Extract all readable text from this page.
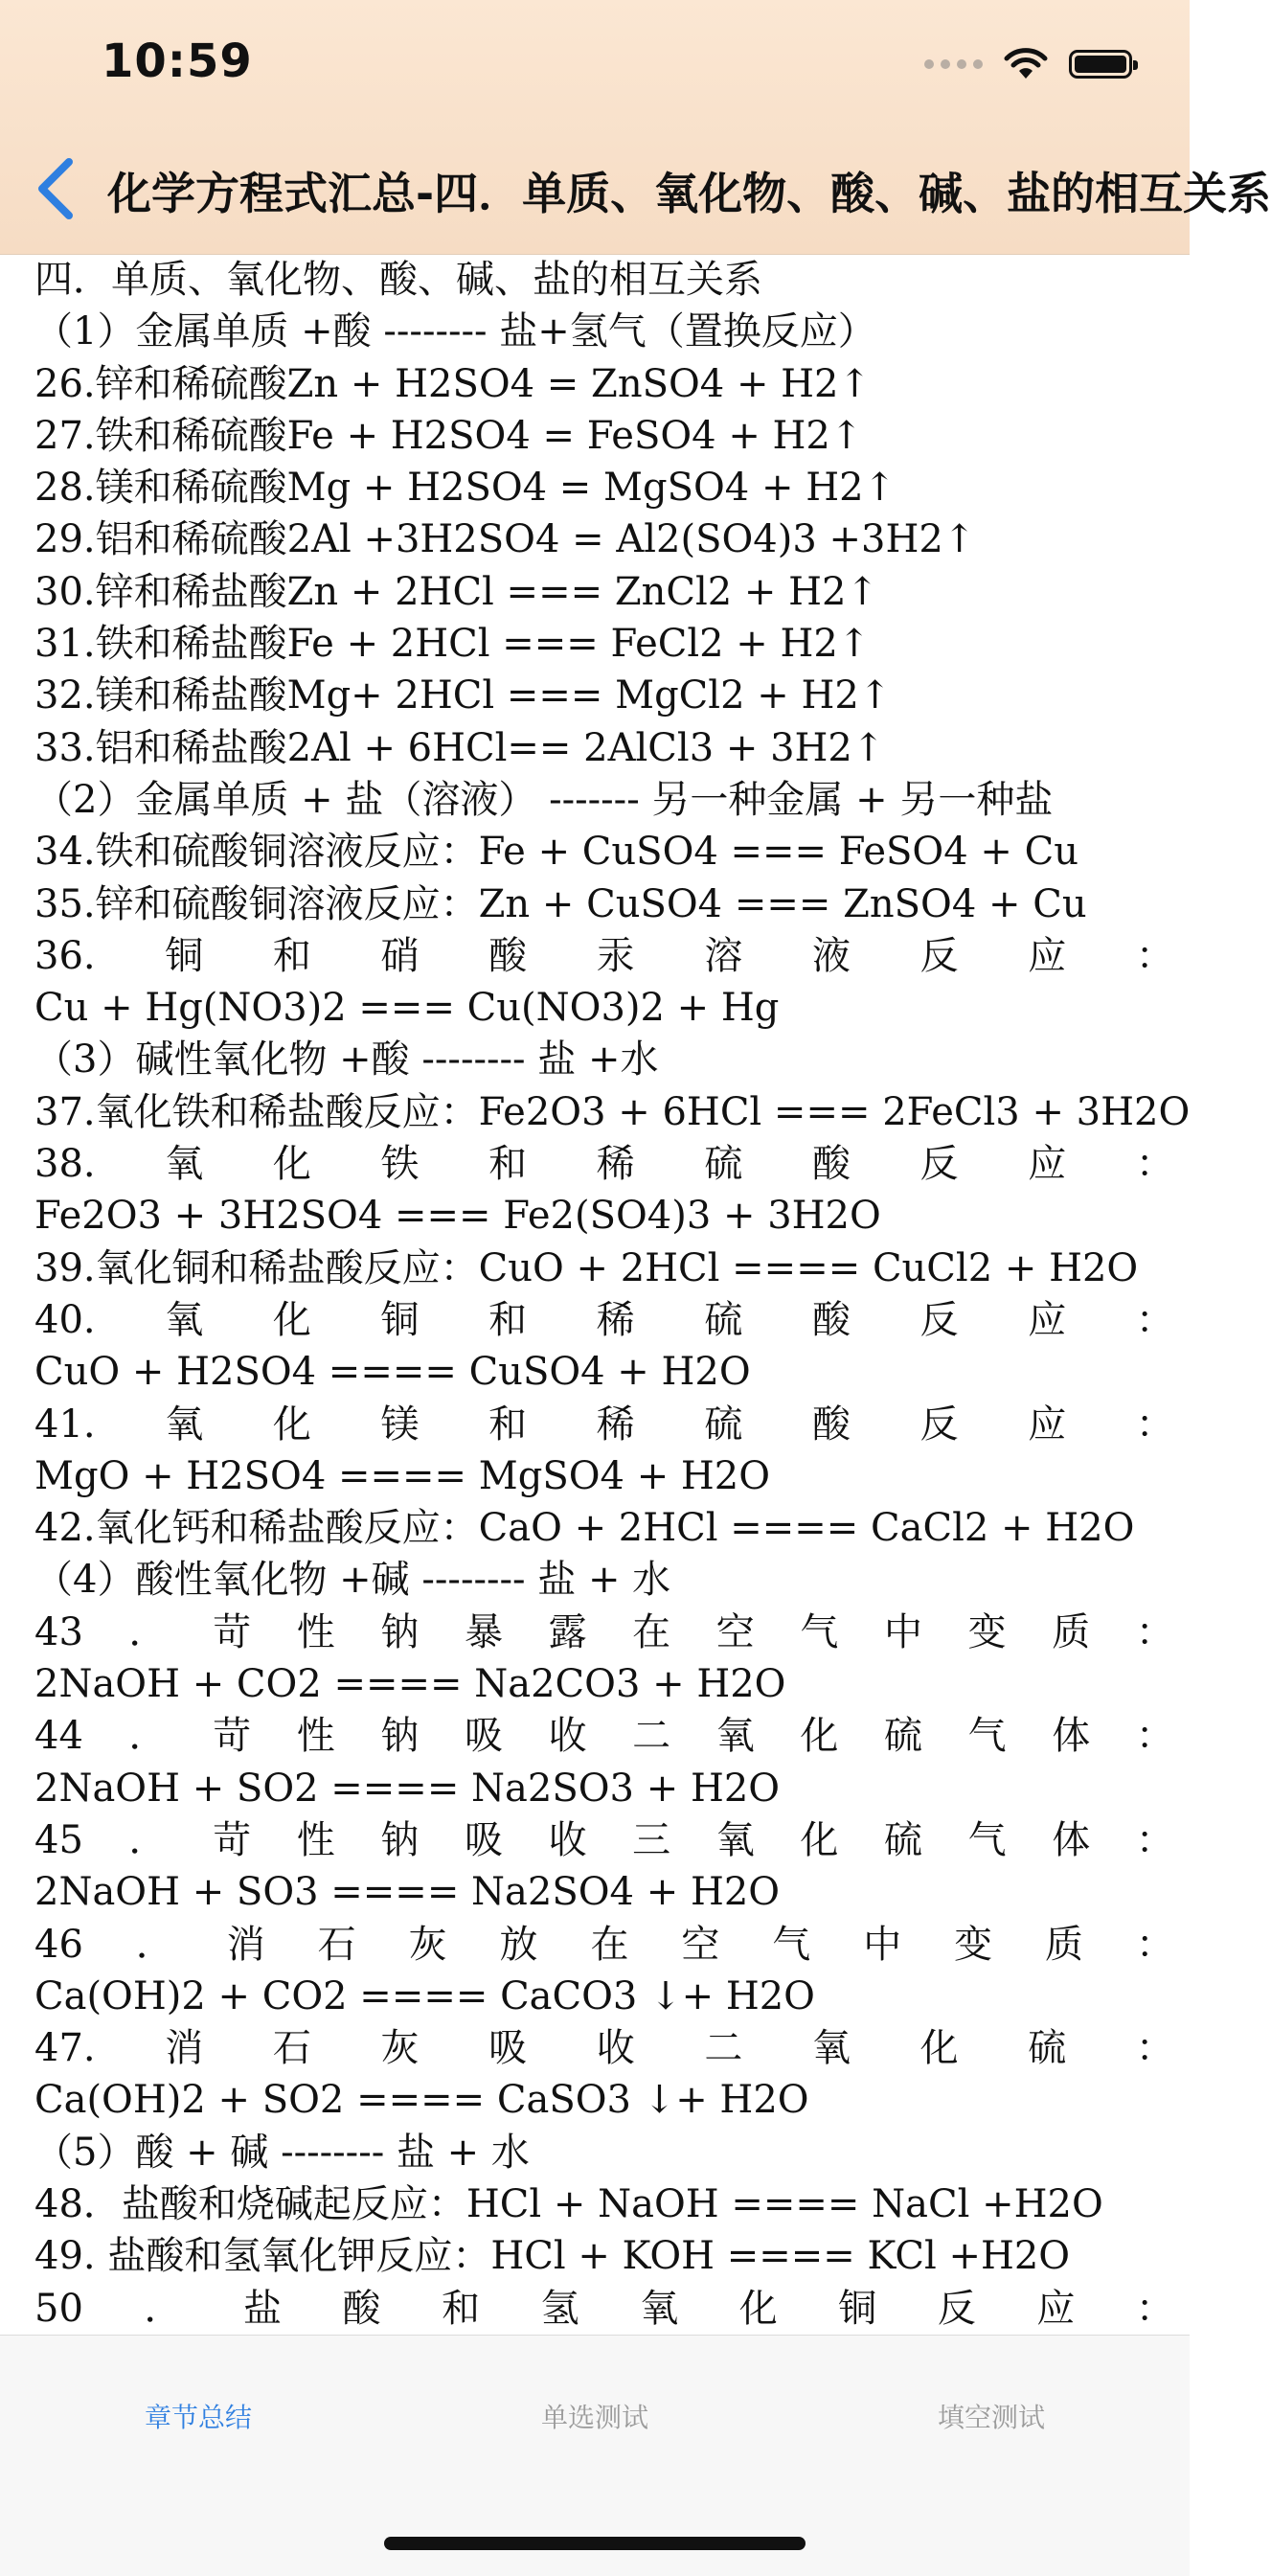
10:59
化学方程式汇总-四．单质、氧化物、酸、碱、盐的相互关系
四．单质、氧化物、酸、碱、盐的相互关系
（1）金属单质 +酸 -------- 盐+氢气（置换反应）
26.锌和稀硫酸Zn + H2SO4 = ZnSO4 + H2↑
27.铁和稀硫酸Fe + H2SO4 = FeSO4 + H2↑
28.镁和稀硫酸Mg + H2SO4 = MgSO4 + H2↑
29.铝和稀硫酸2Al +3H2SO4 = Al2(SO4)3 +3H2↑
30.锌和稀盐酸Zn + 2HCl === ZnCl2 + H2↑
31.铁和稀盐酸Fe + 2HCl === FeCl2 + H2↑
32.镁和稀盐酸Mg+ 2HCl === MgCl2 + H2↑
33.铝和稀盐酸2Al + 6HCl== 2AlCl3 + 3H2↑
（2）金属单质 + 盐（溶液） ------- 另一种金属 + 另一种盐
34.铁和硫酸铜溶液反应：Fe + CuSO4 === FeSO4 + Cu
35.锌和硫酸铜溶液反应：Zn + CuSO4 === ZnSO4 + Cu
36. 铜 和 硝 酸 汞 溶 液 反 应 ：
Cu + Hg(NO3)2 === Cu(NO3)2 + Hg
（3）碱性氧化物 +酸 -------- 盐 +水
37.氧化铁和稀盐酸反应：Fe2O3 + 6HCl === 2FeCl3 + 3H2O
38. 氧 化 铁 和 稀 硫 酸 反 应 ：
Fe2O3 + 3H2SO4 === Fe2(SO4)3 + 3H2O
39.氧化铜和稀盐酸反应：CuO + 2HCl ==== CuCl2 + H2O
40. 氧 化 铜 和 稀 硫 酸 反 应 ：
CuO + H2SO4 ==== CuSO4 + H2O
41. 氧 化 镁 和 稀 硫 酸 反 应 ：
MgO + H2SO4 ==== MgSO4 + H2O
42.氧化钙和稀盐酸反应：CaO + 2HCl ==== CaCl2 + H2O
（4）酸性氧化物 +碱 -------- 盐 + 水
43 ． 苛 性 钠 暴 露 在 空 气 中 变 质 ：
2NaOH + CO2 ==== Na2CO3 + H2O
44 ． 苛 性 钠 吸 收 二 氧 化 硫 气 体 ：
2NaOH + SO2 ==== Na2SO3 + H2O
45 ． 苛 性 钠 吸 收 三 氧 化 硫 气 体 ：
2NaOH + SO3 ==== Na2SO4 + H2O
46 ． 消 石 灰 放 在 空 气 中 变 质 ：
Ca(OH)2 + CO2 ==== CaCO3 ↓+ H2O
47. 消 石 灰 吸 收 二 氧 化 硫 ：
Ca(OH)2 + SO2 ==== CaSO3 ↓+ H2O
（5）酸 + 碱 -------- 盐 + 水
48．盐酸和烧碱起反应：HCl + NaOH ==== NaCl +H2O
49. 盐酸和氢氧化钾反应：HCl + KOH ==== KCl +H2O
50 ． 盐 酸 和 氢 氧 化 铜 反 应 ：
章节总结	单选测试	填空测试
★ ★ ★ ★ ★
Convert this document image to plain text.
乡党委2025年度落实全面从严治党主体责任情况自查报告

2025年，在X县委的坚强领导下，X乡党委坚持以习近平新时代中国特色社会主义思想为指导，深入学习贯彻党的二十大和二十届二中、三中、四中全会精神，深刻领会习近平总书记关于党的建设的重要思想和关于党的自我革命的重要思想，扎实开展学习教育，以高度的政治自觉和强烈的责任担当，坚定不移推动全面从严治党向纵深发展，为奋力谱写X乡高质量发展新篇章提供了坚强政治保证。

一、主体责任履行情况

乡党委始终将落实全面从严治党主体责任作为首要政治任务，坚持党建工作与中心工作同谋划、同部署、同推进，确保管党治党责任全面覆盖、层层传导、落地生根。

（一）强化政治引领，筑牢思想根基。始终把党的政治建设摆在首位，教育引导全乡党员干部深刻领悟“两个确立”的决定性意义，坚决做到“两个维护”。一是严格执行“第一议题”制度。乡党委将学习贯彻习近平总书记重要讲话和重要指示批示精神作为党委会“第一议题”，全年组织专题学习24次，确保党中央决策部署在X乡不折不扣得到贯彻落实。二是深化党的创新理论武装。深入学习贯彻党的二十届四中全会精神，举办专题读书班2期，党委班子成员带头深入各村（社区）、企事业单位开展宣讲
★ ★ ★ ★ ★
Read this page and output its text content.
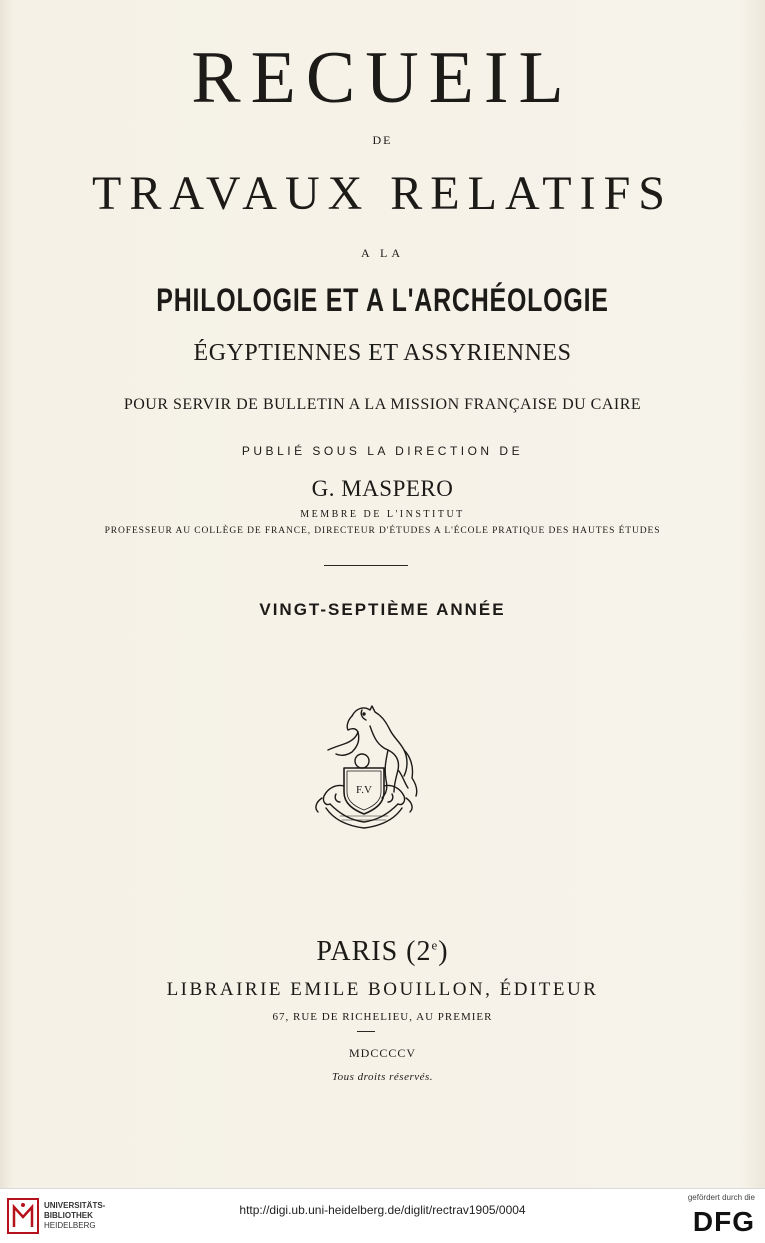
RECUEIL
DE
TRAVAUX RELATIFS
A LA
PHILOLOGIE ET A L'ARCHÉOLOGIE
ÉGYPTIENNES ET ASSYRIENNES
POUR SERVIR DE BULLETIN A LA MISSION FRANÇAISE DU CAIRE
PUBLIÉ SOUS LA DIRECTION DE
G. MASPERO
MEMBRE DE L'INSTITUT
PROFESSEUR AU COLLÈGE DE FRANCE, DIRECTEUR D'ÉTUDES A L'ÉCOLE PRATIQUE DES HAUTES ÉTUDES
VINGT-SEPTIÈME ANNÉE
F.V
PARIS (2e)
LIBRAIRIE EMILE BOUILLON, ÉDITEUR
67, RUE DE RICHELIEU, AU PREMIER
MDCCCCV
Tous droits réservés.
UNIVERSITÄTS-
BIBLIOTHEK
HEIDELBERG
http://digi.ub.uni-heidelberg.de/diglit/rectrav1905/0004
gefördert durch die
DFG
★ ★ ★ ★ ★
> _Given exercise_: Using the entries above, return each line in which the word "page" occurs.

> _Answer to this task_:
Extract all readable text from this page.
Read this page and output its text content.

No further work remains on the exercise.